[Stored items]
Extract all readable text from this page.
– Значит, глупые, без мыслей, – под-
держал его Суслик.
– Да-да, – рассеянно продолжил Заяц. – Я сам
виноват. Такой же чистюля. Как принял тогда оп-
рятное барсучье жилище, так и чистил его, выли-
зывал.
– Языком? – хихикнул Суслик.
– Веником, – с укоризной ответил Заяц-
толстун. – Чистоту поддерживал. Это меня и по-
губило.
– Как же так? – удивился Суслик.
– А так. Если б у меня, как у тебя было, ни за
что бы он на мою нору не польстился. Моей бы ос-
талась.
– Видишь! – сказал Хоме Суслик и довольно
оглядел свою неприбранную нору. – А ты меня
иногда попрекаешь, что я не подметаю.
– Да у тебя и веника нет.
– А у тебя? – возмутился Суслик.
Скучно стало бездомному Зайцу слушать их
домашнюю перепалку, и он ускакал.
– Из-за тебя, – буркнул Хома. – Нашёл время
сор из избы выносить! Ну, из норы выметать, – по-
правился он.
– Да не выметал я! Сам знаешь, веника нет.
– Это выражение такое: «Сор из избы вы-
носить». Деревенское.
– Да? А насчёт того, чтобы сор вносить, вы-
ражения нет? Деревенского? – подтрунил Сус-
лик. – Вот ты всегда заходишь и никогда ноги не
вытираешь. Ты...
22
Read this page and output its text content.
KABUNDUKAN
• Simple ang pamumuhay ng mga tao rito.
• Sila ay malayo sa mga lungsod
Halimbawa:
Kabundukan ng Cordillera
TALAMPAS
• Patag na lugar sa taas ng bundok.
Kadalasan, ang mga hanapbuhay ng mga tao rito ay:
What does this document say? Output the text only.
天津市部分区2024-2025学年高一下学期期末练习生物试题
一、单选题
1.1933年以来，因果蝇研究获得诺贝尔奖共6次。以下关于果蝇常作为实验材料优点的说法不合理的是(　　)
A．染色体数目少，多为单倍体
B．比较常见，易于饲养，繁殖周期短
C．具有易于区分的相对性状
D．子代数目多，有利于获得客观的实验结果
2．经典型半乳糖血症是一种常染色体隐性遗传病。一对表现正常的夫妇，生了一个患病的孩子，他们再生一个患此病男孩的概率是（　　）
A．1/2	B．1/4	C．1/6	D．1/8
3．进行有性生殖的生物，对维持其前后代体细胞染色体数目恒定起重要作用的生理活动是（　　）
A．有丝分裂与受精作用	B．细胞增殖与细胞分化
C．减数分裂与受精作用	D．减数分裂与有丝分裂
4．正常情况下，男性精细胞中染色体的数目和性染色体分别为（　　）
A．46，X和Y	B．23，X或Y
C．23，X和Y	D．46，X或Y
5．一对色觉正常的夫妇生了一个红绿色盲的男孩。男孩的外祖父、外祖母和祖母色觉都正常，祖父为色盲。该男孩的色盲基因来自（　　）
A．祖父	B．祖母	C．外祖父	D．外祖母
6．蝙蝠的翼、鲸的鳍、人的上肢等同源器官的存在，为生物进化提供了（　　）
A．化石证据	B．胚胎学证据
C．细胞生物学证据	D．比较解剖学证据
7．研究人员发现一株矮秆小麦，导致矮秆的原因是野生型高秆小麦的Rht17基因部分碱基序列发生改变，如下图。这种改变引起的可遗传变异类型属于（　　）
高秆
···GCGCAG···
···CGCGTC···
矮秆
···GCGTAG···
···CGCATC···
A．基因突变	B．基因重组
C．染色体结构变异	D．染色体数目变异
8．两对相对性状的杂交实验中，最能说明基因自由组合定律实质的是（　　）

▶ [WHAT YOU WILL DO]: Copy all of the material word for word.

▶ [WRITTEN REPLY]:
Extract all readable text from this page.
– Значит, глупые, без мыслей, – под-
держал его Суслик.
– Да-да, – рассеянно продолжил Заяц. – Я сам
виноват. Такой же чистюля. Как принял тогда оп-
рятное барсучье жилище, так и чистил его, выли-
зывал.
– Языком? – хихикнул Суслик.
– Веником, – с укоризной ответил Заяц-
толстун. – Чистоту поддерживал. Это меня и по-
губило.
– Как же так? – удивился Суслик.
– А так. Если б у меня, как у тебя было, ни за
что бы он на мою нору не польстился. Моей бы ос-
талась.
– Видишь! – сказал Хоме Суслик и довольно
оглядел свою неприбранную нору. – А ты меня
иногда попрекаешь, что я не подметаю.
– Да у тебя и веника нет.
– А у тебя? – возмутился Суслик.
Скучно стало бездомному Зайцу слушать их
домашнюю перепалку, и он ускакал.
– Из-за тебя, – буркнул Хома. – Нашёл время
сор из избы выносить! Ну, из норы выметать, – по-
правился он.
– Да не выметал я! Сам знаешь, веника нет.
– Это выражение такое: «Сор из избы вы-
носить». Деревенское.
– Да? А насчёт того, чтобы сор вносить, вы-
ражения нет? Деревенского? – подтрунил Сус-
лик. – Вот ты всегда заходишь и никогда ноги не
вытираешь. Ты...
22
Read this page and output its text content.
KABUNDUKAN
• Simple ang pamumuhay ng mga tao rito.
• Sila ay malayo sa mga lungsod
Halimbawa:
Kabundukan ng Cordillera
TALAMPAS
• Patag na lugar sa taas ng bundok.
Kadalasan, ang mga hanapbuhay ng mga tao rito ay:
What does this document say? Output the text only.
天津市部分区2024-2025学年高一下学期期末练习生物试题
一、单选题
1.1933年以来，因果蝇研究获得诺贝尔奖共6次。以下关于果蝇常作为实验材料优点的说法不合理的是(　　)
A．染色体数目少，多为单倍体
B．比较常见，易于饲养，繁殖周期短
C．具有易于区分的相对性状
D．子代数目多，有利于获得客观的实验结果
2．经典型半乳糖血症是一种常染色体隐性遗传病。一对表现正常的夫妇，生了一个患病的孩子，他们再生一个患此病男孩的概率是（　　）
A．1/2	B．1/4	C．1/6	D．1/8
3．进行有性生殖的生物，对维持其前后代体细胞染色体数目恒定起重要作用的生理活动是（　　）
A．有丝分裂与受精作用	B．细胞增殖与细胞分化
C．减数分裂与受精作用	D．减数分裂与有丝分裂
4．正常情况下，男性精细胞中染色体的数目和性染色体分别为（　　）
A．46，X和Y	B．23，X或Y
C．23，X和Y	D．46，X或Y
5．一对色觉正常的夫妇生了一个红绿色盲的男孩。男孩的外祖父、外祖母和祖母色觉都正常，祖父为色盲。该男孩的色盲基因来自（　　）
A．祖父	B．祖母	C．外祖父	D．外祖母
6．蝙蝠的翼、鲸的鳍、人的上肢等同源器官的存在，为生物进化提供了（　　）
A．化石证据	B．胚胎学证据
C．细胞生物学证据	D．比较解剖学证据
7．研究人员发现一株矮秆小麦，导致矮秆的原因是野生型高秆小麦的Rht17基因部分碱基序列发生改变，如下图。这种改变引起的可遗传变异类型属于（　　）
高秆
···GCGCAG···
···CGCGTC···
矮秆
···GCGTAG···
···CGCATC···
A．基因突变	B．基因重组
C．染色体结构变异	D．染色体数目变异
8．两对相对性状的杂交实验中，最能说明基因自由组合定律实质的是（　　）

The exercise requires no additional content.